[Extracted data entries]

============

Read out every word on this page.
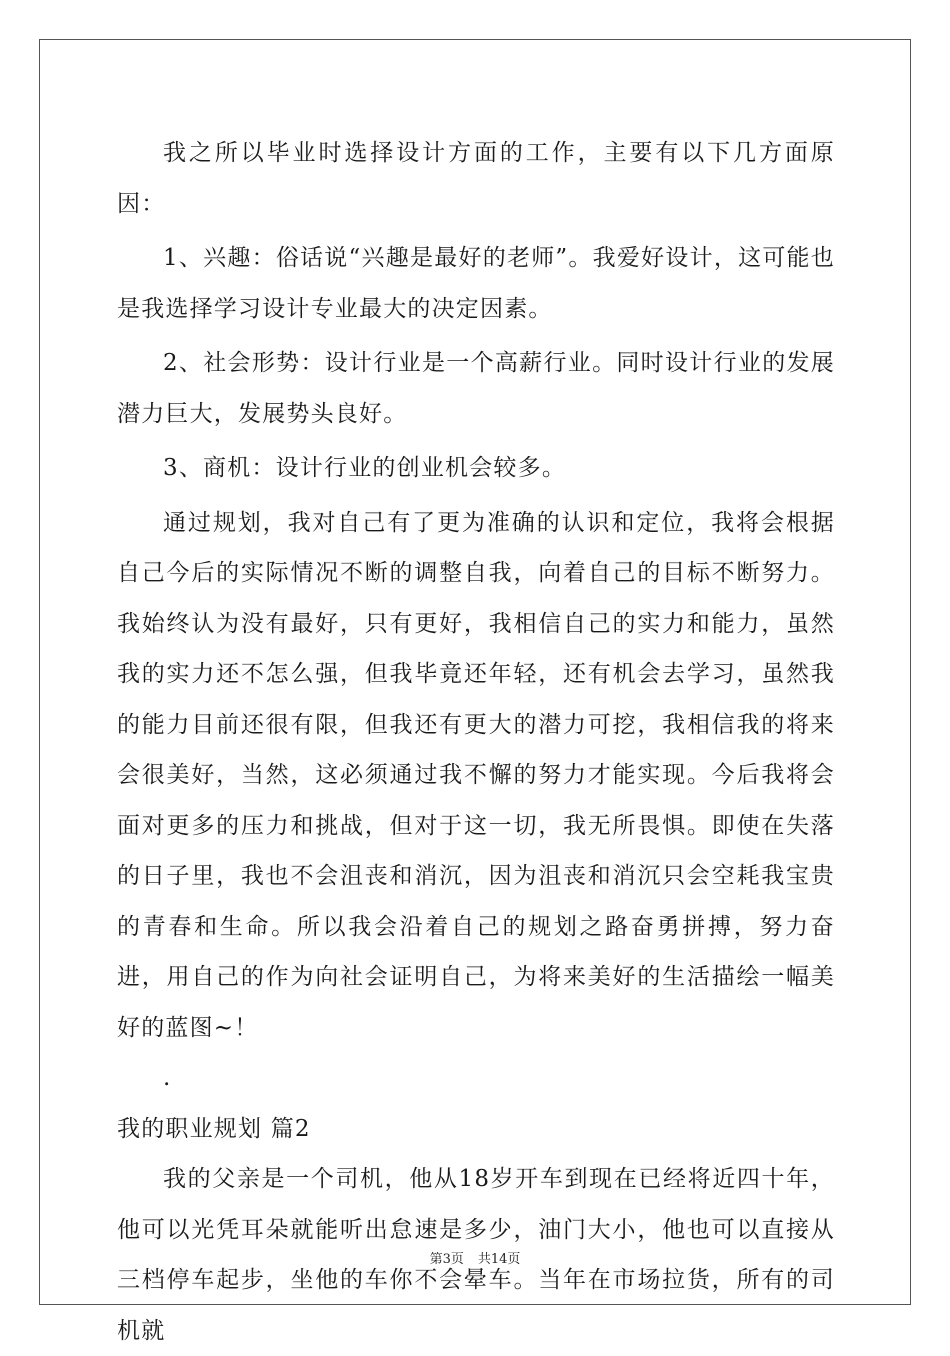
我之所以毕业时选择设计方面的工作，主要有以下几方面原因：

1、兴趣：俗话说“兴趣是最好的老师”。我爱好设计，这可能也是我选择学习设计专业最大的决定因素。

2、社会形势：设计行业是一个高薪行业。同时设计行业的发展潜力巨大，发展势头良好。

3、商机：设计行业的创业机会较多。

通过规划，我对自己有了更为准确的认识和定位，我将会根据自己今后的实际情况不断的调整自我，向着自己的目标不断努力。我始终认为没有最好，只有更好，我相信自己的实力和能力，虽然我的实力还不怎么强，但我毕竟还年轻，还有机会去学习，虽然我的能力目前还很有限，但我还有更大的潜力可挖，我相信我的将来会很美好，当然，这必须通过我不懈的努力才能实现。今后我将会面对更多的压力和挑战，但对于这一切，我无所畏惧。即使在失落的日子里，我也不会沮丧和消沉，因为沮丧和消沉只会空耗我宝贵的青春和生命。所以我会沿着自己的规划之路奋勇拼搏，努力奋进，用自己的作为向社会证明自己，为将来美好的生活描绘一幅美好的蓝图~！

.

我的职业规划 篇2

我的父亲是一个司机，他从18岁开车到现在已经将近四十年，他可以光凭耳朵就能听出怠速是多少，油门大小，他也可以直接从三档停车起步，坐他的车你不会晕车。当年在市场拉货，所有的司机就

第3页 共14页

============

Repeat each entry exactly. Pictures do not belong in the copy.

▶ **THE OUTPUT**
Read out every word on this page.
我之所以毕业时选择设计方面的工作，主要有以下几方面原因：

1、兴趣：俗话说“兴趣是最好的老师”。我爱好设计，这可能也是我选择学习设计专业最大的决定因素。

2、社会形势：设计行业是一个高薪行业。同时设计行业的发展潜力巨大，发展势头良好。

3、商机：设计行业的创业机会较多。

通过规划，我对自己有了更为准确的认识和定位，我将会根据自己今后的实际情况不断的调整自我，向着自己的目标不断努力。我始终认为没有最好，只有更好，我相信自己的实力和能力，虽然我的实力还不怎么强，但我毕竟还年轻，还有机会去学习，虽然我的能力目前还很有限，但我还有更大的潜力可挖，我相信我的将来会很美好，当然，这必须通过我不懈的努力才能实现。今后我将会面对更多的压力和挑战，但对于这一切，我无所畏惧。即使在失落的日子里，我也不会沮丧和消沉，因为沮丧和消沉只会空耗我宝贵的青春和生命。所以我会沿着自己的规划之路奋勇拼搏，努力奋进，用自己的作为向社会证明自己，为将来美好的生活描绘一幅美好的蓝图~！

.

我的职业规划 篇2

我的父亲是一个司机，他从18岁开车到现在已经将近四十年，他可以光凭耳朵就能听出怠速是多少，油门大小，他也可以直接从三档停车起步，坐他的车你不会晕车。当年在市场拉货，所有的司机就

第3页 共14页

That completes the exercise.